## begin RECORDS FOR THIS EXERCISE

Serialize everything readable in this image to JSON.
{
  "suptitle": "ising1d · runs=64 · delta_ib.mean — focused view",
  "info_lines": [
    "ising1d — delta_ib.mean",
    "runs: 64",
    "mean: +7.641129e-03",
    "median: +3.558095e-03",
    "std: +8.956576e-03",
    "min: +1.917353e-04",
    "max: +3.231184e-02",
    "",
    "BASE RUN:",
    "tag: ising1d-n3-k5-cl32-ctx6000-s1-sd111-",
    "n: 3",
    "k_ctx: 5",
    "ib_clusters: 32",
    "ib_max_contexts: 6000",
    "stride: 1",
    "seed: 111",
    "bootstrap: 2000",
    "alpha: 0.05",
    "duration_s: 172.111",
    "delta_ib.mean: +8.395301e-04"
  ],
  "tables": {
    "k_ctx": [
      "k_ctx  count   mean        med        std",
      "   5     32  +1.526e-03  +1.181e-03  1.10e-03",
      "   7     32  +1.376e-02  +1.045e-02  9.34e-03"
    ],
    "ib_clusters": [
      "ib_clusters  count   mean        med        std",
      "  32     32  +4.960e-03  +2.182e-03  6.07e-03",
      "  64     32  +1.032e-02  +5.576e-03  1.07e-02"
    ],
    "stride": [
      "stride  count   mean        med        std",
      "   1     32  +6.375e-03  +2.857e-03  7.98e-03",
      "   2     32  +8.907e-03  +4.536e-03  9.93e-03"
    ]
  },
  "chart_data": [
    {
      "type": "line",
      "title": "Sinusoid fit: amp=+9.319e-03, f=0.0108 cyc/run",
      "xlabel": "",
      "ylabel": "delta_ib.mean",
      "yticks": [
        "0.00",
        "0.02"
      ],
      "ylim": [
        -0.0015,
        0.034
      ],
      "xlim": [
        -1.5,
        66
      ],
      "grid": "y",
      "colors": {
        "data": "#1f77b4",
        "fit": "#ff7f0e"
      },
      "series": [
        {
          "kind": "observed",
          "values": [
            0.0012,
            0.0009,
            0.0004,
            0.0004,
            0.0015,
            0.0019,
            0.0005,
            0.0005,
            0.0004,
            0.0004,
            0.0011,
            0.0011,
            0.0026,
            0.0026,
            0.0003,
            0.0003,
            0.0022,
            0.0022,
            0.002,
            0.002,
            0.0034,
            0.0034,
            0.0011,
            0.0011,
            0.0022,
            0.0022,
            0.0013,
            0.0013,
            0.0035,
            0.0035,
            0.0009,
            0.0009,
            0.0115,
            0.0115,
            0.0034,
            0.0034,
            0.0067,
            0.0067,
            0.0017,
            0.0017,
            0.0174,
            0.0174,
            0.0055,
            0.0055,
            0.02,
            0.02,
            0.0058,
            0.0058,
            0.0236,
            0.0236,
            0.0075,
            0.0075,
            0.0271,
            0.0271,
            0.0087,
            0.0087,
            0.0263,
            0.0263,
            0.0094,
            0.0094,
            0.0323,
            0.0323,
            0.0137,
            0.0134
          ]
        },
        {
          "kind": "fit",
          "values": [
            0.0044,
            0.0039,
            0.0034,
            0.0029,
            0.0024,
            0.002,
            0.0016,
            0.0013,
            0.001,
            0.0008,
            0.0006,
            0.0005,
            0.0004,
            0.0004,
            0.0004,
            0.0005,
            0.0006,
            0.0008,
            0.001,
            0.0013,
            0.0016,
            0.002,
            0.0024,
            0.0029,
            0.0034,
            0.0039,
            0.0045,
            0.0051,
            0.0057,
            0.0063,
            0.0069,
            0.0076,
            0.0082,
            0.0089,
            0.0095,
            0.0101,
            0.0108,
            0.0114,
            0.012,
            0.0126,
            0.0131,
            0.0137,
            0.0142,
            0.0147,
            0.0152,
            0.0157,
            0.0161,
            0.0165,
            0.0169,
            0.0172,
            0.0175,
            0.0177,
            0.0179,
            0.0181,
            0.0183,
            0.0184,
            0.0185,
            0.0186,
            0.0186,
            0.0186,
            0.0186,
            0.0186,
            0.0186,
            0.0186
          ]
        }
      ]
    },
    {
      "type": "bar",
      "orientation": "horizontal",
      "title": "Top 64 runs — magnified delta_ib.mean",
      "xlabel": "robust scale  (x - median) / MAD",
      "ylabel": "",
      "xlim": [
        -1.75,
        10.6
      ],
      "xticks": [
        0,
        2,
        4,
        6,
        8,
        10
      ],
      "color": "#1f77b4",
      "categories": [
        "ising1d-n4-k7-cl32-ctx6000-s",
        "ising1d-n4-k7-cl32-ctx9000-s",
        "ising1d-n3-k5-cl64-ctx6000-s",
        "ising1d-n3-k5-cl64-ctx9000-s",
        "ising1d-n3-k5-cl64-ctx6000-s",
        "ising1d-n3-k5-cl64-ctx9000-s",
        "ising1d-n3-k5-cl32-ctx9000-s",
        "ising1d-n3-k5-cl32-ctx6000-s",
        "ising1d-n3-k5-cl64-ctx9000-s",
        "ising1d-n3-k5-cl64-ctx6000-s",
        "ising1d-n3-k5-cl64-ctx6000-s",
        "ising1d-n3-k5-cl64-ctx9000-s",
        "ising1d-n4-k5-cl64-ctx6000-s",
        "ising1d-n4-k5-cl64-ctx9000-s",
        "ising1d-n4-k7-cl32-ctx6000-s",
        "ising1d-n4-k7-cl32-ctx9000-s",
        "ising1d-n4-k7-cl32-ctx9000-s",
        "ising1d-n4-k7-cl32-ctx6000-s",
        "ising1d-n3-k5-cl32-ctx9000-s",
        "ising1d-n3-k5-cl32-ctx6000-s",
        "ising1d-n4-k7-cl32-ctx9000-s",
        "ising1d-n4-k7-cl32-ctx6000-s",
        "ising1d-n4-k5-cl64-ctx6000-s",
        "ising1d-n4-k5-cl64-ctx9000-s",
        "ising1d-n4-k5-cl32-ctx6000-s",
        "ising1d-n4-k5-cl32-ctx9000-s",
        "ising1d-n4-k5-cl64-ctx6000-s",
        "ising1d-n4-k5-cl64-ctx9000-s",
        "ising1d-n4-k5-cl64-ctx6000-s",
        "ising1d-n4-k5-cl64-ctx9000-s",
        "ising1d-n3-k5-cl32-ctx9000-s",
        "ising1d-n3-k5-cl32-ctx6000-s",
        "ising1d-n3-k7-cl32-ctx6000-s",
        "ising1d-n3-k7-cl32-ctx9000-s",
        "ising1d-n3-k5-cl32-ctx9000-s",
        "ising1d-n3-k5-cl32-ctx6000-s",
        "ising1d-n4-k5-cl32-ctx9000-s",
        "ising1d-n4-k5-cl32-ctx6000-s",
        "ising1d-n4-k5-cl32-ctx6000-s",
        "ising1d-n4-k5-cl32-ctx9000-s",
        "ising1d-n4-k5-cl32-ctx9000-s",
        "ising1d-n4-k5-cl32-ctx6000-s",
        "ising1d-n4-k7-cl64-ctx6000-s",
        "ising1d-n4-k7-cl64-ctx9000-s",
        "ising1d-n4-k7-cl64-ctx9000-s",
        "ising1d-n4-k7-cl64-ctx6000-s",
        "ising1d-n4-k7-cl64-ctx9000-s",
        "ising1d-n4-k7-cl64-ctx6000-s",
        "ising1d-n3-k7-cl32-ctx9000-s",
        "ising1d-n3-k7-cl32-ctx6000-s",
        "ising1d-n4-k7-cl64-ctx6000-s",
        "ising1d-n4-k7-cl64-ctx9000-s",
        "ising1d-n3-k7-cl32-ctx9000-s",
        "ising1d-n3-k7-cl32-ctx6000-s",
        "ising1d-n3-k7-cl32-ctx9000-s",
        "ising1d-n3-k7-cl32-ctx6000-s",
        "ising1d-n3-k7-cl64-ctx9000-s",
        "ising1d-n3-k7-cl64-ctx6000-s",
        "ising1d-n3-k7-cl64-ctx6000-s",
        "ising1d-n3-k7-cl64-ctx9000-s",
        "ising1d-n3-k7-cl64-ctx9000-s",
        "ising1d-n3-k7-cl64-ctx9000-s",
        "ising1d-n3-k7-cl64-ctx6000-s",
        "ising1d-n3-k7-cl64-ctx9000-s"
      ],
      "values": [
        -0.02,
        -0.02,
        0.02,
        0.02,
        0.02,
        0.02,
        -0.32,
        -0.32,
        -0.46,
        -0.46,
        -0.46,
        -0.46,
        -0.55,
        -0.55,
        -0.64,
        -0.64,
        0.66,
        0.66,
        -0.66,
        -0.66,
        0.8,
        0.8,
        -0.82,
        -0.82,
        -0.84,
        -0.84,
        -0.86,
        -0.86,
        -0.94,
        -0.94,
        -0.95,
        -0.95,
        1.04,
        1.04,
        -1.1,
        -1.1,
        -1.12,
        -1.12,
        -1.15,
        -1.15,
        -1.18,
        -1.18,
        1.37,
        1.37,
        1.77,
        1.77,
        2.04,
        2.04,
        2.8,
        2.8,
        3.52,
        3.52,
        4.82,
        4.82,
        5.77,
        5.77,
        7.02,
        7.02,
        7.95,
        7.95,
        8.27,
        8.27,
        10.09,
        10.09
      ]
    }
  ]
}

## end RECORDS FOR THIS EXERCISE

EXERCISE AIM | Of the lines in this listing, how many contain "stride"? Reply with the number and nothing more.

RESPONSE FOR THIS EXERCISE | 3